**EXERCISE AIM**
Select from the data all lines with the word "frac".

**DATA PROVIDED**

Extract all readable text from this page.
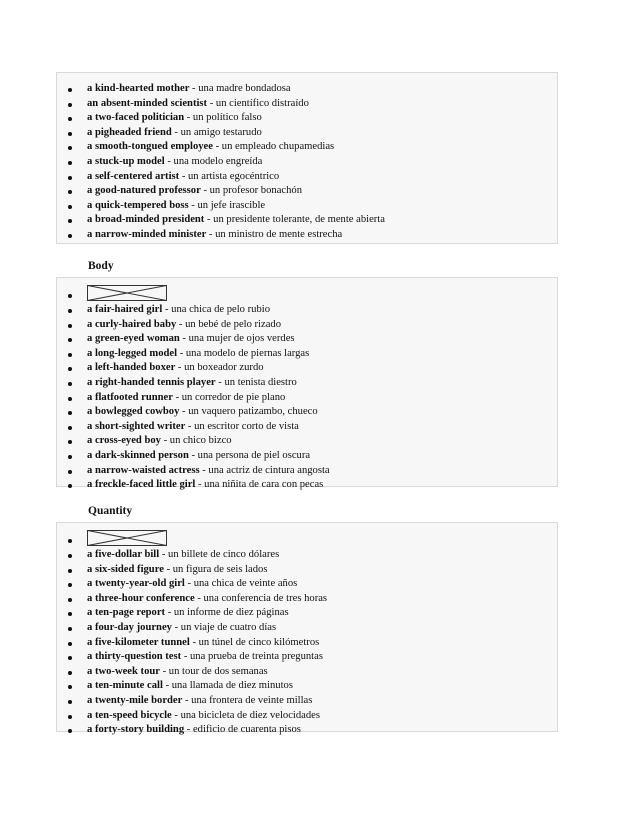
a kind-hearted mother - una madre bondadosa
an absent-minded scientist - un científico distraído
a two-faced politician - un político falso
a pigheaded friend - un amigo testarudo
a smooth-tongued employee - un empleado chupamedias
a stuck-up model - una modelo engreída
a self-centered artist - un artista egocéntrico
a good-natured professor - un profesor bonachón
a quick-tempered boss - un jefe irascible
a broad-minded president - un presidente tolerante, de mente abierta
a narrow-minded minister - un ministro de mente estrecha
Body
a fair-haired girl - una chica de pelo rubio
a curly-haired baby - un bebé de pelo rizado
a green-eyed woman - una mujer de ojos verdes
a long-legged model - una modelo de piernas largas
a left-handed boxer - un boxeador zurdo
a right-handed tennis player - un tenista diestro
a flatfooted runner - un corredor de pie plano
a bowlegged cowboy - un vaquero patizambo, chueco
a short-sighted writer - un escritor corto de vista
a cross-eyed boy - un chico bizco
a dark-skinned person - una persona de piel oscura
a narrow-waisted actress - una actriz de cintura angosta
a freckle-faced little girl - una niñita de cara con pecas
Quantity
a five-dollar bill - un billete de cinco dólares
a six-sided figure - un figura de seis lados
a twenty-year-old girl - una chica de veinte años
a three-hour conference - una conferencia de tres horas
a ten-page report - un informe de diez páginas
a four-day journey - un viaje de cuatro días
a five-kilometer tunnel - un túnel de cinco kilómetros
a thirty-question test - una prueba de treinta preguntas
a two-week tour - un tour de dos semanas
a ten-minute call - una llamada de diez minutos
a twenty-mile border - una frontera de veinte millas
a ten-speed bicycle - una bicicleta de diez velocidades
a forty-story building - edificio de cuarenta pisos
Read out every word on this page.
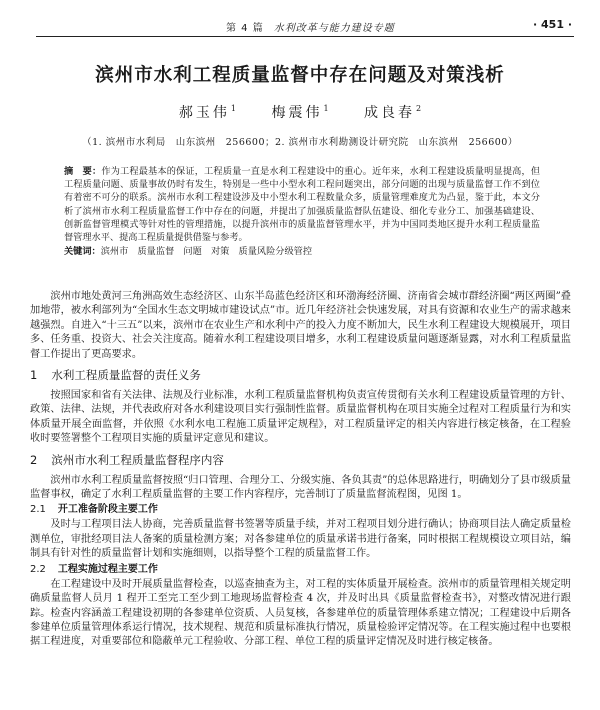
第 4 篇 水利改革与能力建设专题	· 451 ·
滨州市水利工程质量监督中存在问题及对策浅析
郝玉伟$^1$	梅震伟$^1$	成良春$^2$
（1. 滨州市水利局　山东滨州　256600；2. 滨州市水利勘测设计研究院　山东滨州　256600）
摘　要：作为工程最基本的保证，工程质量一直是水利工程建设中的重心。近年来，水利工程建设质量明显提高，但工程质量问题、质量事故仍时有发生，特别是一些中小型水利工程问题突出，部分问题的出现与质量监督工作不到位有着密不可分的联系。滨州市水利工程建设涉及中小型水利工程数量众多，质量管理难度尤为凸显，鉴于此，本文分析了滨州市水利工程质量监督工作中存在的问题，并提出了加强质量监督队伍建设、细化专业分工、加强基础建设、创新监督管理模式等针对性的管理措施，以提升滨州市的质量监督管理水平，并为中国同类地区提升水利工程质量监督管理水平、提高工程质量提供借鉴与参考。
关键词：滨州市　质量监督　问题　对策　质量风险分级管控

滨州市地处黄河三角洲高效生态经济区、山东半岛蓝色经济区和环渤海经济圈、济南省会城市群经济圈“两区两圈”叠加地带，被水利部列为“全国水生态文明城市建设试点”市。近几年经济社会快速发展，对具有资源和农业生产的需求越来越强烈。自进入“十三五”以来，滨州市在农业生产和水利中产的投入力度不断加大，民生水利工程建设大规模展开，项目多、任务重、投资大、社会关注度高。随着水利工程建设项目增多，水利工程建设质量问题逐渐显露，对水利工程质量监督工作提出了更高要求。

1 水利工程质量监督的责任义务

按照国家和省有关法律、法规及行业标准，水利工程质量监督机构负责宣传贯彻有关水利工程建设质量管理的方针、政策、法律、法规，并代表政府对各水利建设项目实行强制性监督。质量监督机构在项目实施全过程对工程质量行为和实体质量开展全面监督，并依照《水利水电工程施工质量评定规程》，对工程质量评定的相关内容进行核定核备，在工程验收时要签署整个工程项目实施的质量评定意见和建议。

2 滨州市水利工程质量监督程序内容

滨州市水利工程质量监督按照“归口管理、合理分工、分级实施、各负其责”的总体思路进行，明确划分了县市级质量监督事权，确定了水利工程质量监督的主要工作内容程序，完善制订了质量监督流程图，见图 1。

2.1 开工准备阶段主要工作

及时与工程项目法人协商，完善质量监督书签署等质量手续，并对工程项目划分进行确认；协商项目法人确定质量检测单位，审批经项目法人备案的质量检测方案；对各参建单位的质量承诺书进行备案，同时根据工程规模设立项目站，编制具有针对性的质量监督计划和实施细则，以指导整个工程的质量监督工作。

2.2 工程实施过程主要工作

在工程建设中及时开展质量监督检查，以巡查抽查为主，对工程的实体质量开展检查。滨州市的质量管理相关规定明确质量监督人员月 1 程开工至完工至少到工地现场监督检查 4 次，并及时出具《质量监督检查书》，对整改情况进行跟踪。检查内容涵盖工程建设初期的各参建单位资质、人员复核，各参建单位的质量管理体系建立情况；工程建设中后期各参建单位质量管理体系运行情况，技术规程、规范和质量标准执行情况，质量检验评定情况等。在工程实施过程中也要根据工程进度，对重要部位和隐蔽单元工程验收、分部工程、单位工程的质量评定情况及时进行核定核备。
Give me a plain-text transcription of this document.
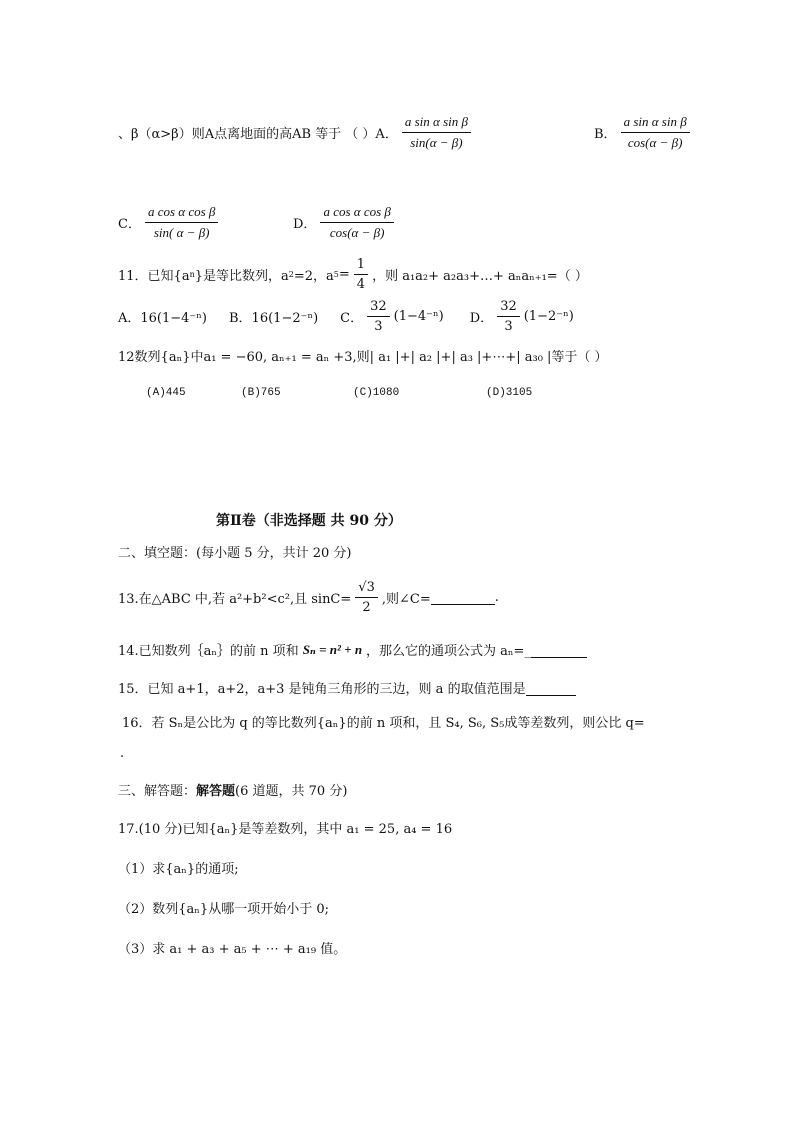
、β（α>β）则A点离地面的高AB 等于 （ ）A． $\frac{\text{a sin α sin β}}{\sin(\alpha - \beta)}$	B． $\frac{\text{a sin α sin β}}{\cos(\alpha - \beta)}$
C． $\frac{\text{a cos α cos β}}{\sin( \alpha - \beta)}$	D． $\frac{\text{a cos α cos β}}{\cos(\alpha - \beta)}$
11．已知{a n }是等比数列，a 2 =2，a $5 = \frac{1}{4}$ ，则 a₁a₂+ a₂a₃+…+ aₙaₙ₊₁=（ ）
A．16(1−4⁻ⁿ) B．16(1−2⁻ⁿ) C． $\frac{32}{3} (1-4^{-n})$ D． $\frac{32}{3} (1-2^{-n})$
12数列{aₙ}中a₁ = −60, aₙ₊₁ = aₙ +3,则| a₁ |+| a₂ |+| a₃ |+⋯+| a₃₀ |等于（ ）
(A)445	(B)765	(C)1080	(D)3105
第Ⅱ卷（非选择题 共 90 分）
二、填空题：(每小题 5 分，共计 20 分)
13.在△ABC 中,若 a²+b²<c²,且 $\sin C= \frac{√3}{2}$ ,则∠C=
	.
14.已知数列｛aₙ｝的前 n 项和 Sₙ = n² + n ，那么它的通项公式为 aₙ=_

15．已知 a+1，a+2，a+3 是钝角三角形的三边，则 a 的取值范围是

16．若 Sₙ是公比为 q 的等比数列{aₙ}的前 n 项和，且 S₄, S₆, S₅成等差数列，则公比 q=
.
三、解答题：解答题(6 道题，共 70 分)
17.(10 分)已知{aₙ}是等差数列，其中 a₁ = 25, a₄ = 16
（1）求{aₙ}的通项;
（2）数列{aₙ}从哪一项开始小于 0;
（3）求 a₁ + a₃ + a₅ + ⋯ + a₁₉ 值。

**EXERCISE ANSWER**
、β（α>β）则A点离地面的高AB 等于 （ ）A． $\frac{\text{a sin α sin β}}{\sin(\alpha - \beta)}$	B． $\frac{\text{a sin α sin β}}{\cos(\alpha - \beta)}$
C． $\frac{\text{a cos α cos β}}{\sin( \alpha - \beta)}$	D． $\frac{\text{a cos α cos β}}{\cos(\alpha - \beta)}$
11．已知{a n }是等比数列，a 2 =2，a $5 = \frac{1}{4}$ ，则 a₁a₂+ a₂a₃+…+ aₙaₙ₊₁=（ ）
A．16(1−4⁻ⁿ) B．16(1−2⁻ⁿ) C． $\frac{32}{3} (1-4^{-n})$ D． $\frac{32}{3} (1-2^{-n})$
13.在△ABC 中,若 a²+b²<c²,且 $\sin C= \frac{√3}{2}$ ,则∠C=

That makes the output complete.